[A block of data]
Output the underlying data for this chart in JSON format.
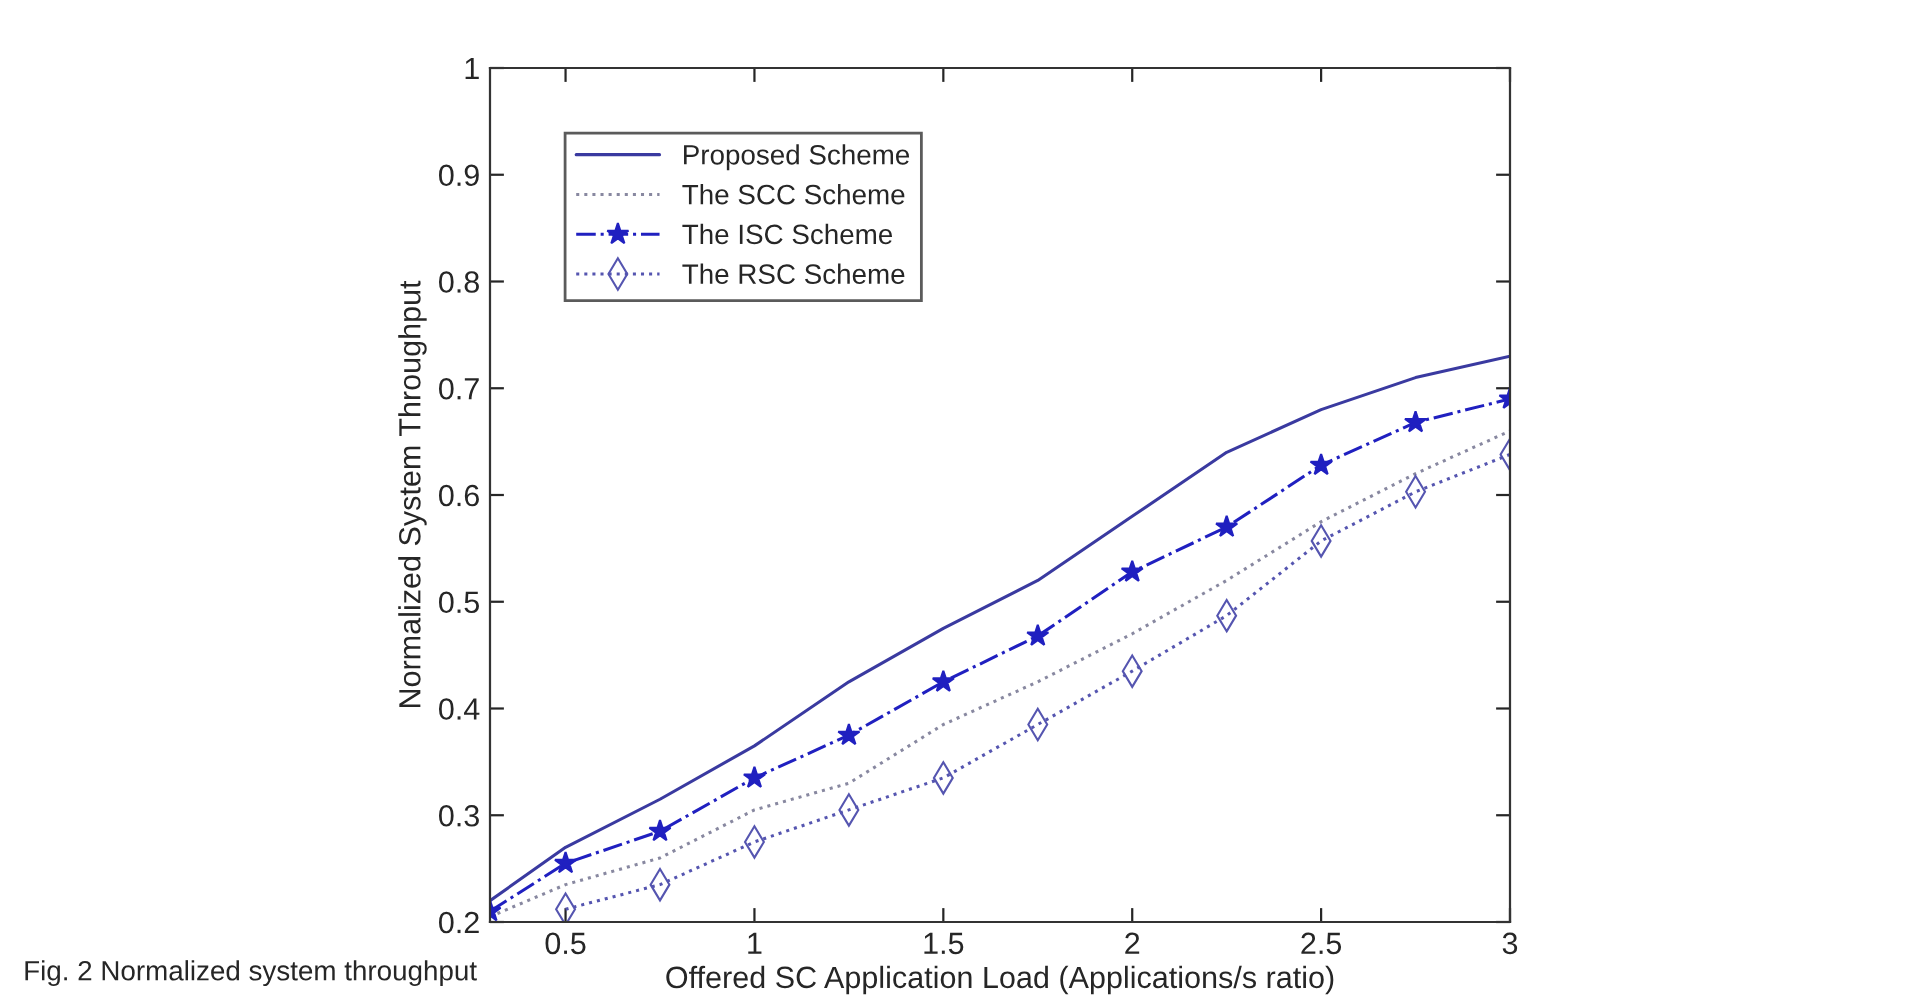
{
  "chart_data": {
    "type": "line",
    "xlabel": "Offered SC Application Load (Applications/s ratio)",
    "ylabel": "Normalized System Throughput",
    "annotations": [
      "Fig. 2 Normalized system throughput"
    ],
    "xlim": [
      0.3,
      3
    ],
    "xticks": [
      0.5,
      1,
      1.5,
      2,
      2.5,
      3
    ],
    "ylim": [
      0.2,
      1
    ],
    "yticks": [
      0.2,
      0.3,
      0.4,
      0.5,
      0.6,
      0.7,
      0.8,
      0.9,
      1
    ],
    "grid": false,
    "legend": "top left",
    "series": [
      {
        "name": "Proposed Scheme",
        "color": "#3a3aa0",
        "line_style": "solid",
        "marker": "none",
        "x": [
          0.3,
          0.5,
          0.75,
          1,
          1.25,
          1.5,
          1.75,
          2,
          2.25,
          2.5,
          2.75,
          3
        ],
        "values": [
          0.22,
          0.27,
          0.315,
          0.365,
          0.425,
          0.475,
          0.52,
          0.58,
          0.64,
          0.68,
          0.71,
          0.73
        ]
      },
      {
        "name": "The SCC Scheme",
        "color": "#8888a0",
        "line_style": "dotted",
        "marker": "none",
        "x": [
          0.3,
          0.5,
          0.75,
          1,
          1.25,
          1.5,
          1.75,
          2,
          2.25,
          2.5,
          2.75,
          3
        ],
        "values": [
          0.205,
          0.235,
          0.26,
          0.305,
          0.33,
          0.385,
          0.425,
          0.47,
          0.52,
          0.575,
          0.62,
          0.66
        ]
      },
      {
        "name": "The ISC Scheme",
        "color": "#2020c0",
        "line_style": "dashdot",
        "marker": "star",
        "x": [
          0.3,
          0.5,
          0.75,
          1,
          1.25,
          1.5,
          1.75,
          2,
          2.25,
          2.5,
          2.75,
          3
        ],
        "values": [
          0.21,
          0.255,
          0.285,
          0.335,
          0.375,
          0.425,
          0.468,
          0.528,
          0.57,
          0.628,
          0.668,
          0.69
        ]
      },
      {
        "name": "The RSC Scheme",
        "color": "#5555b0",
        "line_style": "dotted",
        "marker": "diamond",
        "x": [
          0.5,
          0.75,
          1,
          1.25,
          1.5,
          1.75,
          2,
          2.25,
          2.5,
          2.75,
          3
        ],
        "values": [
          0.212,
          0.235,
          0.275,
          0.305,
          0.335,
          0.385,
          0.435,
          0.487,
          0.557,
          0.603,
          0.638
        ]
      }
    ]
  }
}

■ WHAT IS EXPECTED
Write out every line of the entries that holds the word "Normalized".

■ TASK SOLUTION
    "ylabel": "Normalized System Throughput",
      "Fig. 2 Normalized system throughput"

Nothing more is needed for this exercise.